→ **OBJECTIVE**
In the material below, find each line holding the string "Hospital" and copy it.

[Records from a collection of figures]
━━━
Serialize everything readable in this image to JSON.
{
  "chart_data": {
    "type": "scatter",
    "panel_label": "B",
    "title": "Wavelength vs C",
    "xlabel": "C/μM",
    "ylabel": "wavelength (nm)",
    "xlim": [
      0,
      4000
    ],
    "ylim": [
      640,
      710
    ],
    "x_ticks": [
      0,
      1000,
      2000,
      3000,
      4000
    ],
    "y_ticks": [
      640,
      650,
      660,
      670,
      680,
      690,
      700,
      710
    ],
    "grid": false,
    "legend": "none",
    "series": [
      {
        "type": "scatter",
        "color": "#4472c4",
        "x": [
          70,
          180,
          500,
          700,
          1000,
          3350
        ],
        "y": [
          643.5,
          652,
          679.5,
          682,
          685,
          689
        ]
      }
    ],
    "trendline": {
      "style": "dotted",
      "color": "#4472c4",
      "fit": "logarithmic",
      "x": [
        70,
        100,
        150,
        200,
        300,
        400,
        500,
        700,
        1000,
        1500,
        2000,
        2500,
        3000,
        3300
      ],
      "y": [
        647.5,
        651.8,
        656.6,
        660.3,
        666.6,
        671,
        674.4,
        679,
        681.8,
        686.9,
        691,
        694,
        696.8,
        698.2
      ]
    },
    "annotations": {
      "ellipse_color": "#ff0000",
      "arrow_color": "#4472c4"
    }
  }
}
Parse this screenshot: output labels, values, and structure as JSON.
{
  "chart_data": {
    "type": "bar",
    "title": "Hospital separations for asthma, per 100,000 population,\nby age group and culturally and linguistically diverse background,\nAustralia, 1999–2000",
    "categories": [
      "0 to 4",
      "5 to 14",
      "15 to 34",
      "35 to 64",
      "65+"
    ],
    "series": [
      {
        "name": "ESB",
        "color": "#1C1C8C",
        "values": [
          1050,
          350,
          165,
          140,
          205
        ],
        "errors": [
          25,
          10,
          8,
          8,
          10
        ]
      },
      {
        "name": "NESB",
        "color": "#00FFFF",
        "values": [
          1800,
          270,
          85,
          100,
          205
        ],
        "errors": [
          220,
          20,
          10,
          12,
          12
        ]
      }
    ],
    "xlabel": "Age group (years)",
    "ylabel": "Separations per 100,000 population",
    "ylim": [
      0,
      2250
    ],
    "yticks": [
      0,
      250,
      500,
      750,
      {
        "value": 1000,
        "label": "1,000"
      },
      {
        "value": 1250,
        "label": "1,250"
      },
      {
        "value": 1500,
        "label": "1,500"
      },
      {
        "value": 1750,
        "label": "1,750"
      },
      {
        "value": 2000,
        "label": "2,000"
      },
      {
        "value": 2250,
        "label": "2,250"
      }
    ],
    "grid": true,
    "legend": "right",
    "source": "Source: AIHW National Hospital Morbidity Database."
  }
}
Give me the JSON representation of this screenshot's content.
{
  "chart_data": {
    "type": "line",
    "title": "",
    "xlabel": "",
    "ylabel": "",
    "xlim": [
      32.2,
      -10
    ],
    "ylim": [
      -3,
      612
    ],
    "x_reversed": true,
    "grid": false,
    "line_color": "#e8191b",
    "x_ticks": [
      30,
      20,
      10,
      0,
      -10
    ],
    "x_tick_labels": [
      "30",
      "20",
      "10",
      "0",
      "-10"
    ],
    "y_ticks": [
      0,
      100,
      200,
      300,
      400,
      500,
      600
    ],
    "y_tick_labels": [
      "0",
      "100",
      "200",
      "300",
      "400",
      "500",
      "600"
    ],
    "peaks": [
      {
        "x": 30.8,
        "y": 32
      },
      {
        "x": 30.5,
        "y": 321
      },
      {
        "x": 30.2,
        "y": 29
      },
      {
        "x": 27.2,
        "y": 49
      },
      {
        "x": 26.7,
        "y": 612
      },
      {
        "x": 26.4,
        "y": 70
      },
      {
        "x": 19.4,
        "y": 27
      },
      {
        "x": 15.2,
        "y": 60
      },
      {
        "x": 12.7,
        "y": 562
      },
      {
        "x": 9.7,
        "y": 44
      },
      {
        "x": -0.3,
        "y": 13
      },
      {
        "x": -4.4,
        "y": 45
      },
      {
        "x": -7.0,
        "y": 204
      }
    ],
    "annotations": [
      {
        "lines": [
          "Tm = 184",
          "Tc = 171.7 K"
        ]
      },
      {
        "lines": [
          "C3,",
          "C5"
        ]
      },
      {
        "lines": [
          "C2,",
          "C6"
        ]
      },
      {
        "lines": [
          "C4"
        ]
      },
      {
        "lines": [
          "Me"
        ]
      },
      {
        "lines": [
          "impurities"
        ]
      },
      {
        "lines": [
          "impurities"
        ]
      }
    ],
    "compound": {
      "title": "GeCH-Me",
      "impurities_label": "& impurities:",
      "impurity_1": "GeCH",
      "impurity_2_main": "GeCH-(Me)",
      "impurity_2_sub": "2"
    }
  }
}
━━━
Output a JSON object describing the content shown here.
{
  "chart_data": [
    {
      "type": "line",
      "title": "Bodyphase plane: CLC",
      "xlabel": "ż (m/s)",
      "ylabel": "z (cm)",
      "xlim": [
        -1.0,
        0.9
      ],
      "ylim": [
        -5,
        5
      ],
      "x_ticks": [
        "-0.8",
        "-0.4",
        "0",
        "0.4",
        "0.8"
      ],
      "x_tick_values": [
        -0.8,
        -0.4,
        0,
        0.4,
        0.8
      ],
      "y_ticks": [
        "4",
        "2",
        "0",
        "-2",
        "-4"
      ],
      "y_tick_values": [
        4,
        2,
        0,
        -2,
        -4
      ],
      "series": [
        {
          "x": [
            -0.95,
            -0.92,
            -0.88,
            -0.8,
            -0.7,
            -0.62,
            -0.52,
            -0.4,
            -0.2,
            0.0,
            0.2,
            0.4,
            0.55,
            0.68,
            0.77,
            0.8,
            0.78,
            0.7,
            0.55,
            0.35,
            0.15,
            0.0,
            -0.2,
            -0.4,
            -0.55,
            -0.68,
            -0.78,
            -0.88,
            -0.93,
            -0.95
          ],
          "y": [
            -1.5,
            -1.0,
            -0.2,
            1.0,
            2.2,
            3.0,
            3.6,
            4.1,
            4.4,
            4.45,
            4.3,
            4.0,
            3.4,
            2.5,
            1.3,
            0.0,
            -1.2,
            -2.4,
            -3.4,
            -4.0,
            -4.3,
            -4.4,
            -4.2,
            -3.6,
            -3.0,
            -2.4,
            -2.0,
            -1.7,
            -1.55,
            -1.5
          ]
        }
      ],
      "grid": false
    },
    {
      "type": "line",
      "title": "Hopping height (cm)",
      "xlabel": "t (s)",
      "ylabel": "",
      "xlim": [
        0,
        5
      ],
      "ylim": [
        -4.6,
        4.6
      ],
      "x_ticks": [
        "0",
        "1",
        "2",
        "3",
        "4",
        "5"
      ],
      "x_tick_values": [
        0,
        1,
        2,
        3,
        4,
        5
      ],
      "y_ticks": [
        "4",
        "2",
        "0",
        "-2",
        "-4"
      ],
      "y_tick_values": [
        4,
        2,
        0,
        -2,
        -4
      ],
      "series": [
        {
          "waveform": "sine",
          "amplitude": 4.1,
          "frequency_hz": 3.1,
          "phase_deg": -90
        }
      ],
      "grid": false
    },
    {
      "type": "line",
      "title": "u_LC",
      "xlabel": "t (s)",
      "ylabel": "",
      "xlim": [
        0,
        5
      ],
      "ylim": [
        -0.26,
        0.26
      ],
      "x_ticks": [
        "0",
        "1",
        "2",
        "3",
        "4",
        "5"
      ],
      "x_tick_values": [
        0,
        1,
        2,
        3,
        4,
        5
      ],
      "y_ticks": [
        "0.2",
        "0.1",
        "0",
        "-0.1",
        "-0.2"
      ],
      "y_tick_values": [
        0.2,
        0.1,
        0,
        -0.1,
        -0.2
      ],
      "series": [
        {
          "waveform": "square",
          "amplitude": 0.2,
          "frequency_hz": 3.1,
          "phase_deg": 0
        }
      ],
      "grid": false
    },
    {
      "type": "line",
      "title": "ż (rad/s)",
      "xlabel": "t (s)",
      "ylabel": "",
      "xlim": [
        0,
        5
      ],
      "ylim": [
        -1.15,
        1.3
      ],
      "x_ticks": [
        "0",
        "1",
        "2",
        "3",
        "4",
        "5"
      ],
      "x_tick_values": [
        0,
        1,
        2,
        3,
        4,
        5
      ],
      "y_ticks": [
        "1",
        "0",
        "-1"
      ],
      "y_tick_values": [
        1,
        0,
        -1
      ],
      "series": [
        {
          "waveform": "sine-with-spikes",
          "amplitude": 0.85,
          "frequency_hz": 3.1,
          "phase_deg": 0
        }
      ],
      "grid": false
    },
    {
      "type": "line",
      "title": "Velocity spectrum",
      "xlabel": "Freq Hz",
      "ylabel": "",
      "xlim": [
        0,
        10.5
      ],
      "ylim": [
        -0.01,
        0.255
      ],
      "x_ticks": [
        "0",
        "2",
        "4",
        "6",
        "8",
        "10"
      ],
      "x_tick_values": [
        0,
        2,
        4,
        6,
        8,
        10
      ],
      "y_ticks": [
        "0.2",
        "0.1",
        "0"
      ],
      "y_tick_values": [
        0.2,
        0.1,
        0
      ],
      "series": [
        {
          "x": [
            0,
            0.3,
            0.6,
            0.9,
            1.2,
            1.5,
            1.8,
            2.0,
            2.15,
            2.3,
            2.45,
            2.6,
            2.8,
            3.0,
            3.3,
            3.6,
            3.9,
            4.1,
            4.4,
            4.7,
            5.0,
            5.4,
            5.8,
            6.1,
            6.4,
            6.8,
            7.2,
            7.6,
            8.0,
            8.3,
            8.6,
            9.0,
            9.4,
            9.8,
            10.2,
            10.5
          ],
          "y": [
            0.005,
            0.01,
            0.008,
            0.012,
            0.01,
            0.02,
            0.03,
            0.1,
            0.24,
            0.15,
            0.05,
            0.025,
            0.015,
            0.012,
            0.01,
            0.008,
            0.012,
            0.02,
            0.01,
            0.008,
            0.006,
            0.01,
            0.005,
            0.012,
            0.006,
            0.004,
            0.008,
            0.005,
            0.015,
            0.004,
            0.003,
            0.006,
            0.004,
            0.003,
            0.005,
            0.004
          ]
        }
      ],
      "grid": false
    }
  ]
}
━━━
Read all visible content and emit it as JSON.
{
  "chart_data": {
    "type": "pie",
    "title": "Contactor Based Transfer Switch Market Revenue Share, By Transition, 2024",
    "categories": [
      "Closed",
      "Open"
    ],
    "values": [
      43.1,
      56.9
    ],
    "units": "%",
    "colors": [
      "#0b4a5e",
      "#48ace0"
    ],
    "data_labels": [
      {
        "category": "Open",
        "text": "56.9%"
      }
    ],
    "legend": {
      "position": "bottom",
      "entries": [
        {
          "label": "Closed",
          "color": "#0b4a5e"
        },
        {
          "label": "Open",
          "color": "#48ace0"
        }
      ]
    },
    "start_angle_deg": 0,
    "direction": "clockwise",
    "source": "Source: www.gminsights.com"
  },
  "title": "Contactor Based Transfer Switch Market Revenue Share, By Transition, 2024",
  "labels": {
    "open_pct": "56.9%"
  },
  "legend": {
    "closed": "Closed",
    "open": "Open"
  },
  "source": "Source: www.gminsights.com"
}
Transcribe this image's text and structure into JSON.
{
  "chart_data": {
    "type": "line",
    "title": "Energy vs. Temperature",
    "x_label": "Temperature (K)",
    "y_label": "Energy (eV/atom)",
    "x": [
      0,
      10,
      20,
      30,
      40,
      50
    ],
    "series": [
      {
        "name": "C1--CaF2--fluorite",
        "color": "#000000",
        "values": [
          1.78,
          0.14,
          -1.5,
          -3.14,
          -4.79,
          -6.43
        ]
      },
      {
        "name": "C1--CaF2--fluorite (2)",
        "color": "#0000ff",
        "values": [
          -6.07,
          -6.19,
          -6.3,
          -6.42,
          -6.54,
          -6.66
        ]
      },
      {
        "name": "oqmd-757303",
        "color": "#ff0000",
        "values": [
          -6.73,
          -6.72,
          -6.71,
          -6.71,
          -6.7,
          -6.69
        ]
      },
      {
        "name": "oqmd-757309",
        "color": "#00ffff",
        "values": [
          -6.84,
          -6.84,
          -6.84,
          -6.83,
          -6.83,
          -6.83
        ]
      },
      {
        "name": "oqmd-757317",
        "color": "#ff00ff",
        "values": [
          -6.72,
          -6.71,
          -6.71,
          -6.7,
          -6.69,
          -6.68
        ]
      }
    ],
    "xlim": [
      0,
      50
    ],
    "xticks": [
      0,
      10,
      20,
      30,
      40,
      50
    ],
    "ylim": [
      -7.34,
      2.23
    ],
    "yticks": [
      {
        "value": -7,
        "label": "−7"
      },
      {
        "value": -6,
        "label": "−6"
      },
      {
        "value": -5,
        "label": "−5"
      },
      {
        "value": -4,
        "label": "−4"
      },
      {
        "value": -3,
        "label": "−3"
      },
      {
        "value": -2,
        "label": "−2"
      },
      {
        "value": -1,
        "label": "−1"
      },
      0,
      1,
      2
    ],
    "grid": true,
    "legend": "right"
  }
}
━━━
→ **THE OUTPUT**
    "title": "Hospital separations for asthma, per 100,000 population,\nby age group and culturally and linguistically diverse background,\nAustralia, 1999–2000",
    "source": "Source: AIHW National Hospital Morbidity Database."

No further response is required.